**Required work:** State the number of lines that contain the word "name", and add nothing else.

**Stored records:**

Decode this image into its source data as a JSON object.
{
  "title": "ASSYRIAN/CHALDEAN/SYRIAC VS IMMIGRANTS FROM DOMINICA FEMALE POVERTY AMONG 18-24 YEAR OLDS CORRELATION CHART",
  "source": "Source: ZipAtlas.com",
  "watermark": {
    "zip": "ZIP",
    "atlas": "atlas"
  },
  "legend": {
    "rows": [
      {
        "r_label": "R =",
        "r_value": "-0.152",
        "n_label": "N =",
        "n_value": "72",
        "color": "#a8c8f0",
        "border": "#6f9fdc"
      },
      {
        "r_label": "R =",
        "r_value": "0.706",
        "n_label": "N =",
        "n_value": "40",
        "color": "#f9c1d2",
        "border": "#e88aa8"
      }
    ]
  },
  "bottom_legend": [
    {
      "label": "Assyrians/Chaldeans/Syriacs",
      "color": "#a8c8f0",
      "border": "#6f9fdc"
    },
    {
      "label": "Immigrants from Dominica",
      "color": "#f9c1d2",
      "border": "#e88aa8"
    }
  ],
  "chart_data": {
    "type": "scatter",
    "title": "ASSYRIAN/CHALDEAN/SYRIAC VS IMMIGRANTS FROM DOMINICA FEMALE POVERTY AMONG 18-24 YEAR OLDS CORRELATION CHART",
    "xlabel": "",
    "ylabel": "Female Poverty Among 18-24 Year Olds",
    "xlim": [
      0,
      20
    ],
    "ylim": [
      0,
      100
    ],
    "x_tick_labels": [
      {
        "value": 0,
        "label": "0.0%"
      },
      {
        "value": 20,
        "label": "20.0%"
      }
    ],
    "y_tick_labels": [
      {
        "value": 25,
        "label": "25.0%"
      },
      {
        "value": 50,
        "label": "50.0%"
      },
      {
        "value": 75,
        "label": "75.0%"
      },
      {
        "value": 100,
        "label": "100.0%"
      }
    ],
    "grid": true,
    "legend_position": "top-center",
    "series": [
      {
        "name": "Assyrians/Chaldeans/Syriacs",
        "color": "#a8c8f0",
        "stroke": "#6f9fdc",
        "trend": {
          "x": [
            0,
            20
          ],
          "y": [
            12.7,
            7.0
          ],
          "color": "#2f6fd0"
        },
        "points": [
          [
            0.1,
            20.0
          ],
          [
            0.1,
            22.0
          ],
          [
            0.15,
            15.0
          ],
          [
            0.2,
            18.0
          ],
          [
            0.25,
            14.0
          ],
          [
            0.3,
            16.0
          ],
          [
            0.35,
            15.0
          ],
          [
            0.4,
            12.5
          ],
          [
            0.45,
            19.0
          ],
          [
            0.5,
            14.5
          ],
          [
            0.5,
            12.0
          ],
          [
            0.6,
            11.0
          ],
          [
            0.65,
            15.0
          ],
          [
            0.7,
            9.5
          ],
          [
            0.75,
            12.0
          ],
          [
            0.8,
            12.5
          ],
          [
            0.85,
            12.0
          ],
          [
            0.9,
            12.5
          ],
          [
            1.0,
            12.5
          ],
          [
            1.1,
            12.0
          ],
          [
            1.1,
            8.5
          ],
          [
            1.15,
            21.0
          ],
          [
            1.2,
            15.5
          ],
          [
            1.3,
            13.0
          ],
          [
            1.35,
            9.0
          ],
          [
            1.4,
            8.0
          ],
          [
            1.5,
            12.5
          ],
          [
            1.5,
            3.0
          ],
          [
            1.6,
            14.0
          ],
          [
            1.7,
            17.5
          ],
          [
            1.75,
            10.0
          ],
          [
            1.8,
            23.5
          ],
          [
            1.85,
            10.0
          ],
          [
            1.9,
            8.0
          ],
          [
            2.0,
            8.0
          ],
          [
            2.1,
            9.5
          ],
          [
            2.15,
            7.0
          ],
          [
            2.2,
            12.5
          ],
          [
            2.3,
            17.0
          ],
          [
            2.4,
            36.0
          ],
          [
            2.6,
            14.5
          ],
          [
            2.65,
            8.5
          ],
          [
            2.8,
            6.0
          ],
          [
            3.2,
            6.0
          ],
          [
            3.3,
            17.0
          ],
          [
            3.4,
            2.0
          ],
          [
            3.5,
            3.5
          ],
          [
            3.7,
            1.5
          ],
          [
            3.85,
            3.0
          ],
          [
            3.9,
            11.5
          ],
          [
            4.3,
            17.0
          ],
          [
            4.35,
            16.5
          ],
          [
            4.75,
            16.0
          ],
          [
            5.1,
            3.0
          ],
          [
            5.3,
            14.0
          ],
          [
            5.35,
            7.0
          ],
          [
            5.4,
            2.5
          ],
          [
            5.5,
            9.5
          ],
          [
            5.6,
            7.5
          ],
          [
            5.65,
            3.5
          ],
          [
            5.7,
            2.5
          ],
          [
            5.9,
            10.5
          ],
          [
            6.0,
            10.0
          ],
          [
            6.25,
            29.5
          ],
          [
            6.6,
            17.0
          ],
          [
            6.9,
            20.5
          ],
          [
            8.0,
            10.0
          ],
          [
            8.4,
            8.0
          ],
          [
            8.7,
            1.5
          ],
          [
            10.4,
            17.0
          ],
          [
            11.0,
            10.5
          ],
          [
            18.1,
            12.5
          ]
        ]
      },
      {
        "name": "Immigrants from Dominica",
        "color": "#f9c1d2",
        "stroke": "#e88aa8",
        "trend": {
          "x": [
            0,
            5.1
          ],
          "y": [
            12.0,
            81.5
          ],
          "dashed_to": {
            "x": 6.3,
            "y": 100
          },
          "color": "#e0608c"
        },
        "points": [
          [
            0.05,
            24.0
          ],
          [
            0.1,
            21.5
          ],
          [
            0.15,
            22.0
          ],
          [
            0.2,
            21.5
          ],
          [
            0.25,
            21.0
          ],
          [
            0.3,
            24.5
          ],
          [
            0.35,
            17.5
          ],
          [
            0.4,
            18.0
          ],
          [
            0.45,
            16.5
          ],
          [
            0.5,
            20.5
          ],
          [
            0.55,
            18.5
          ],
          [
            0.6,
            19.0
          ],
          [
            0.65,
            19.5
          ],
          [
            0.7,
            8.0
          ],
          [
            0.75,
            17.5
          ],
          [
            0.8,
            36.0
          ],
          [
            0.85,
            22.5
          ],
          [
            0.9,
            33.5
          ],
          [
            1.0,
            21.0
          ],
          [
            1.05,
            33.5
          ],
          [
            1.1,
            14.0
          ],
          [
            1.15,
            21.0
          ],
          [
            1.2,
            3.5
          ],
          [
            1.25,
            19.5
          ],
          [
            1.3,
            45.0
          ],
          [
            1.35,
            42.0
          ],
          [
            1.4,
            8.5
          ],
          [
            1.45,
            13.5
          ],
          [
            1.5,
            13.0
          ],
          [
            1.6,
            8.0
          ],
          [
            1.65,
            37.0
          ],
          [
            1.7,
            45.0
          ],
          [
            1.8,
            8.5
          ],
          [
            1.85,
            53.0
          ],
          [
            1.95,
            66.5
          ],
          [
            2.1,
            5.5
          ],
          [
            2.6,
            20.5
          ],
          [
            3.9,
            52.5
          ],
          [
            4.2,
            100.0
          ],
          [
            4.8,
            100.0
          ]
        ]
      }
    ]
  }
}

**Finished exercise:** 2